These heat exchangers may be used in vehicles in order to cool inlet gases of a turbocharged internal combustion engine with a coolant liquid, for instance a water-based coolant liquid.

Such heat exchangers usually comprise a casing inside which there are channels dedicated to the circulation of the gases as well as passes for the coolant liquid to circulate inside the heat exchanger. The channels and the passes are arranged so that the gases and the coolant liquid can exchange calories, resulting in a drop of temperature for the gases.

More specifically, the channels can extend from one end of the heat exchanger bearing an air inlet to another end bearing an air outlet, the air circulating inside the heat exchanger from the air inlet to the air outlet. The channels are usually stacked horizontally, i.e. one next to the other in a direction perpendicular to that of the air flow. The liquid coolant can circulate in passes located in between the channels, from a liquid inlet to a liquid outlet. Due to this disposition of the liquid inlet and outlet relative to that of the passes, there can however be a risk of local boiling in the vicinity of the liquid outlet for the passes which are the farthest from the centre of the heat exchanger. These passes are indeed at risk of not being cooled enough by the coolant liquid. As such, there is a need for heat exchangers inside of which the coolant liquid flow is improved.

The present invention fits into this context by providing a heat exchanger with at least one corridor for the coolant liquid facing the passes located at a distance from the centre of the heat exchanger, thus improving the flow of the coolant liquid and avoiding local boiling in these passes.

In this context, the present invention is directed to a heat exchanger configured to cool an air flow with a coolant liquid, comprising a heat core, a first air flow duct located at a first longitudinal end of said heat core and a second air flow duct located at a second longitudinal end of said heat core, the heat core comprising a plurality of air flow channels defining liquid passes in between at least two air flow channels, said heat core comprising a plurality of plates enveloping the air flow channels and the liquid passes. According to the invention, at least one of the plates has at least a first projection defining a liquid chamber at the first longitudinal end of the heat core and at least a second projection defining a corridor connected to the liquid chamber and configured for the circulation of the coolant liquid, the corridor extending from the liquid chamber and in the direction of the second longitudinal end of the heat core.

┄┄┄┄┄┄┄┄┄┄

Required tasks
a - Return the whole heat exchanger text word for word.
b - Retype these rows with no changes, starting at the first of the layout rows and ending after the line that contains "260, 503, 271]".

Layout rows
┄┄┄┄┄┄┄┄┄┄

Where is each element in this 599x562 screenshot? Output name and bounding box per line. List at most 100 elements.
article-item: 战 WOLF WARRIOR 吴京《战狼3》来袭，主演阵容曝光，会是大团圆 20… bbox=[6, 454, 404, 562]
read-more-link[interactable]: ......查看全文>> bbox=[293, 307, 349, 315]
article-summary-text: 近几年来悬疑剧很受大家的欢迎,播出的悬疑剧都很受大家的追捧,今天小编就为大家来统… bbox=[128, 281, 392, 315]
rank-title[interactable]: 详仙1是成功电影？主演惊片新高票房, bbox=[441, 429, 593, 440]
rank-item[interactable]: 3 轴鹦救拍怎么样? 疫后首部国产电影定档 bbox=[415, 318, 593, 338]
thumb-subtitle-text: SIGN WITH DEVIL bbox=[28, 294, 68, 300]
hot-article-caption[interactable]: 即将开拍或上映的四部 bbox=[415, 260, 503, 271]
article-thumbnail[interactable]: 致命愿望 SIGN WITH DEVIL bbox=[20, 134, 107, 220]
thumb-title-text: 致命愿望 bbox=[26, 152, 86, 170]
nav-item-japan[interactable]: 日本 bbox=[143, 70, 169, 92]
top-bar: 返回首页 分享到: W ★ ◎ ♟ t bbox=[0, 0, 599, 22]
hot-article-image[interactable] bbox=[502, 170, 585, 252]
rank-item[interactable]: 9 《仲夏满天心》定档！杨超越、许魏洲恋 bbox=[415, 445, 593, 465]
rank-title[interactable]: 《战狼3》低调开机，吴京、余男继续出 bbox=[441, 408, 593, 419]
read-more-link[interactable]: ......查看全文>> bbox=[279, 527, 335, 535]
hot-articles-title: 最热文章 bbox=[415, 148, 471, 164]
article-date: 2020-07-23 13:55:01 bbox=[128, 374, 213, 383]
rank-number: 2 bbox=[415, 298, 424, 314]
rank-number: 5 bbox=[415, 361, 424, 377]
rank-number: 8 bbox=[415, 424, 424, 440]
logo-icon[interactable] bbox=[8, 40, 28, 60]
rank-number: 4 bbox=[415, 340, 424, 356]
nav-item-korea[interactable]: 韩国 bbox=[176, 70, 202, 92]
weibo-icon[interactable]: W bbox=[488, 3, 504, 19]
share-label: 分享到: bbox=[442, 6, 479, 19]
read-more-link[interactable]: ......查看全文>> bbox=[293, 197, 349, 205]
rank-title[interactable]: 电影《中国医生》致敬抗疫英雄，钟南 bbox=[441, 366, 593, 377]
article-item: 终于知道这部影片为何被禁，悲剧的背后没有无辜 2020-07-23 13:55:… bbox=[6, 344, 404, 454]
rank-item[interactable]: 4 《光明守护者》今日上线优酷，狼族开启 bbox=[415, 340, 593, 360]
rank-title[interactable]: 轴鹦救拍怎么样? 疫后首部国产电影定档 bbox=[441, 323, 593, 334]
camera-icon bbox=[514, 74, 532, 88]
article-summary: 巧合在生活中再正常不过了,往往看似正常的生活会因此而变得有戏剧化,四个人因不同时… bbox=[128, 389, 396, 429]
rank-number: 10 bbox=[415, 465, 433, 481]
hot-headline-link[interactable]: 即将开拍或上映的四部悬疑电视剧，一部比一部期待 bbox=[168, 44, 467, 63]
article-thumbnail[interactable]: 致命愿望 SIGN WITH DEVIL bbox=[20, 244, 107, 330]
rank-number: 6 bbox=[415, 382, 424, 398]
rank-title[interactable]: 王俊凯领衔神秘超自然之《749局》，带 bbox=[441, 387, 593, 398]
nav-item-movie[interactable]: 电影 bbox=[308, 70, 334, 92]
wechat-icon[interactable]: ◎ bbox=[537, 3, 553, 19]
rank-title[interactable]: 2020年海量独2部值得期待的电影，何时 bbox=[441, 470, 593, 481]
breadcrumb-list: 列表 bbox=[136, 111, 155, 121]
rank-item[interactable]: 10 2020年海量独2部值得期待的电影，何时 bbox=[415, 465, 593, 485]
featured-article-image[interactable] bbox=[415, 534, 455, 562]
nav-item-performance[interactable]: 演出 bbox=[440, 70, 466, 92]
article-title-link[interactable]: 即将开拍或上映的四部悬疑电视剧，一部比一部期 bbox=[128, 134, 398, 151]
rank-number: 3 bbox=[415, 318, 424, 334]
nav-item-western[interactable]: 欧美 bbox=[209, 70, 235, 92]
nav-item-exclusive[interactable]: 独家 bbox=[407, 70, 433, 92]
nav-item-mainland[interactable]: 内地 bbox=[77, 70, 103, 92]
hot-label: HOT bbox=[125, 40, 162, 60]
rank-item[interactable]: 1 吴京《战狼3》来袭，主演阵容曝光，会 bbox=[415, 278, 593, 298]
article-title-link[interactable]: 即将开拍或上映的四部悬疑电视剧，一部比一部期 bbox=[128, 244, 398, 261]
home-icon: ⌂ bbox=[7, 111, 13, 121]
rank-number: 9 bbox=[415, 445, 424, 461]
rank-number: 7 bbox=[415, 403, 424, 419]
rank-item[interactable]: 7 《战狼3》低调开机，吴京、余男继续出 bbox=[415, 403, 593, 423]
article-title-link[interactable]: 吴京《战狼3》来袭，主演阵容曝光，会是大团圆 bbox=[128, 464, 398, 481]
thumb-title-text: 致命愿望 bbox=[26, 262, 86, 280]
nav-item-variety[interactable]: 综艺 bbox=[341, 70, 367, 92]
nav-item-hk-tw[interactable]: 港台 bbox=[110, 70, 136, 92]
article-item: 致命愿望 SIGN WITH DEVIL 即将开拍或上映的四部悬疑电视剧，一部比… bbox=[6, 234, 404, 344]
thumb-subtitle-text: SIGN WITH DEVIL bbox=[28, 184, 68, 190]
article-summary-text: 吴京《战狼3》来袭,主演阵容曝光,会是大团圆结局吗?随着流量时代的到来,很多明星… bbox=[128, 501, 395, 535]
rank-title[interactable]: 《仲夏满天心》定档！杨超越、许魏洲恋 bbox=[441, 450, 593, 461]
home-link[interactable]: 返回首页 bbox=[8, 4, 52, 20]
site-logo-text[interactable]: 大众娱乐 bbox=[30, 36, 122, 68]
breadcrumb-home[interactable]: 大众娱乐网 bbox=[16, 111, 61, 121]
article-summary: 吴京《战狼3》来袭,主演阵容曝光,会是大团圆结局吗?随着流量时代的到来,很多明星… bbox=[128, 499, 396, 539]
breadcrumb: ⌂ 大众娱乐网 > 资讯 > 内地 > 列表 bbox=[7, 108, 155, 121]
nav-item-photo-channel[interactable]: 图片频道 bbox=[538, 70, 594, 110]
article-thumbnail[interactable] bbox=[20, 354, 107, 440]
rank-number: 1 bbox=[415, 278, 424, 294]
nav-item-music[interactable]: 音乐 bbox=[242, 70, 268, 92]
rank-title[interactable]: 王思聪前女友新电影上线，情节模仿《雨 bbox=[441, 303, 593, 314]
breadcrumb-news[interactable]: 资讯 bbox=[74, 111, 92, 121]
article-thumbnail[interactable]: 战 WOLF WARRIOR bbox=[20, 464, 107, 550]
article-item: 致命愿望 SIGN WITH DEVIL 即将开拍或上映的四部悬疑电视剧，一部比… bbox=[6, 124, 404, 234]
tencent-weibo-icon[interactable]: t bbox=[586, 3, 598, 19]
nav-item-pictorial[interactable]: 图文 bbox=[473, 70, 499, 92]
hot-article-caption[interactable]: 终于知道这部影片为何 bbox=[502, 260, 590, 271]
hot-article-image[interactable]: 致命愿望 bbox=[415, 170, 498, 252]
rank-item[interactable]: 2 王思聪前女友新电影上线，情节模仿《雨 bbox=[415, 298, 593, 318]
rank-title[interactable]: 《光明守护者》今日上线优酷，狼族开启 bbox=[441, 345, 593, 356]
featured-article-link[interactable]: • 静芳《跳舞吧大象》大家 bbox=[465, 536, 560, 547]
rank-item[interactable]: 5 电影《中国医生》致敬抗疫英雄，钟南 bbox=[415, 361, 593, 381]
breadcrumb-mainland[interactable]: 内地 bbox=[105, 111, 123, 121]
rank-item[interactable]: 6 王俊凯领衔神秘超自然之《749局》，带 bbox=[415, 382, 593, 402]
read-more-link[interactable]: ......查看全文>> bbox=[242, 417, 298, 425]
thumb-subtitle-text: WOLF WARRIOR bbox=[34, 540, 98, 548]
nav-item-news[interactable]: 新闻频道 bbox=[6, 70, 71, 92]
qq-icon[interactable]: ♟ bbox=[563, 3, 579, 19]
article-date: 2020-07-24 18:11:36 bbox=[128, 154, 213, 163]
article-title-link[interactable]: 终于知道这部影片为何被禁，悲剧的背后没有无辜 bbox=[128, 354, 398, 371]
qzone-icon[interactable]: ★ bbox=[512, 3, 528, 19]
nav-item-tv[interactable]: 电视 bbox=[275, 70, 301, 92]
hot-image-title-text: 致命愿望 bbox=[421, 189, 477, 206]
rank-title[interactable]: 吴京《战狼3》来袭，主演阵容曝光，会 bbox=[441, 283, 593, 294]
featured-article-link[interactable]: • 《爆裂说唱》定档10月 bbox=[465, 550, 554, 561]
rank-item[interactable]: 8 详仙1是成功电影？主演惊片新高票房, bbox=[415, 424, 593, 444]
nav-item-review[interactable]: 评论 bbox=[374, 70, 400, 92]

┄┄┄┄┄┄┄┄┄┄

Answers by task
a -
These heat exchangers may be used in vehicles in order to cool inlet gases of a turbocharged internal combustion engine with a coolant liquid, for instance a water-based coolant liquid.

Such heat exchangers usually comprise a casing inside which there are channels dedicated to the circulation of the gases as well as passes for the coolant liquid to circulate inside the heat exchanger. The channels and the passes are arranged so that the gases and the coolant liquid can exchange calories, resulting in a drop of temperature for the gases.

More specifically, the channels can extend from one end of the heat exchanger bearing an air inlet to another end bearing an air outlet, the air circulating inside the heat exchanger from the air inlet to the air outlet. The channels are usually stacked horizontally, i.e. one next to the other in a direction perpendicular to that of the air flow. The liquid coolant can circulate in passes located in between the channels, from a liquid inlet to a liquid outlet. Due to this disposition of the liquid inlet and outlet relative to that of the passes, there can however be a risk of local boiling in the vicinity of the liquid outlet for the passes which are the farthest from the centre of the heat exchanger. These passes are indeed at risk of not being cooled enough by the coolant liquid. As such, there is a need for heat exchangers inside of which the coolant liquid flow is improved.

The present invention fits into this context by providing a heat exchanger with at least one corridor for the coolant liquid facing the passes located at a distance from the centre of the heat exchanger, thus improving the flow of the coolant liquid and avoiding local boiling in these passes.

In this context, the present invention is directed to a heat exchanger configured to cool an air flow with a coolant liquid, comprising a heat core, a first air flow duct located at a first longitudinal end of said heat core and a second air flow duct located at a second longitudinal end of said heat core, the heat core comprising a plurality of air flow channels defining liquid passes in between at least two air flow channels, said heat core comprising a plurality of plates enveloping the air flow channels and the liquid passes. According to the invention, at least one of the plates has at least a first projection defining a liquid chamber at the first longitudinal end of the heat core and at least a second projection defining a corridor connected to the liquid chamber and configured for the circulation of the coolant liquid, the corridor extending from the liquid chamber and in the direction of the second longitudinal end of the heat core.

b -
Where is each element in this 599x562 screenshot? Output name and bounding box per line. List at most 100 elements.
article-item: 战 WOLF WARRIOR 吴京《战狼3》来袭，主演阵容曝光，会是大团圆 20… bbox=[6, 454, 404, 562]
read-more-link[interactable]: ......查看全文>> bbox=[293, 307, 349, 315]
article-summary-text: 近几年来悬疑剧很受大家的欢迎,播出的悬疑剧都很受大家的追捧,今天小编就为大家来统… bbox=[128, 281, 392, 315]
rank-title[interactable]: 详仙1是成功电影？主演惊片新高票房, bbox=[441, 429, 593, 440]
rank-item[interactable]: 3 轴鹦救拍怎么样? 疫后首部国产电影定档 bbox=[415, 318, 593, 338]
thumb-subtitle-text: SIGN WITH DEVIL bbox=[28, 294, 68, 300]
hot-article-caption[interactable]: 即将开拍或上映的四部 bbox=[415, 260, 503, 271]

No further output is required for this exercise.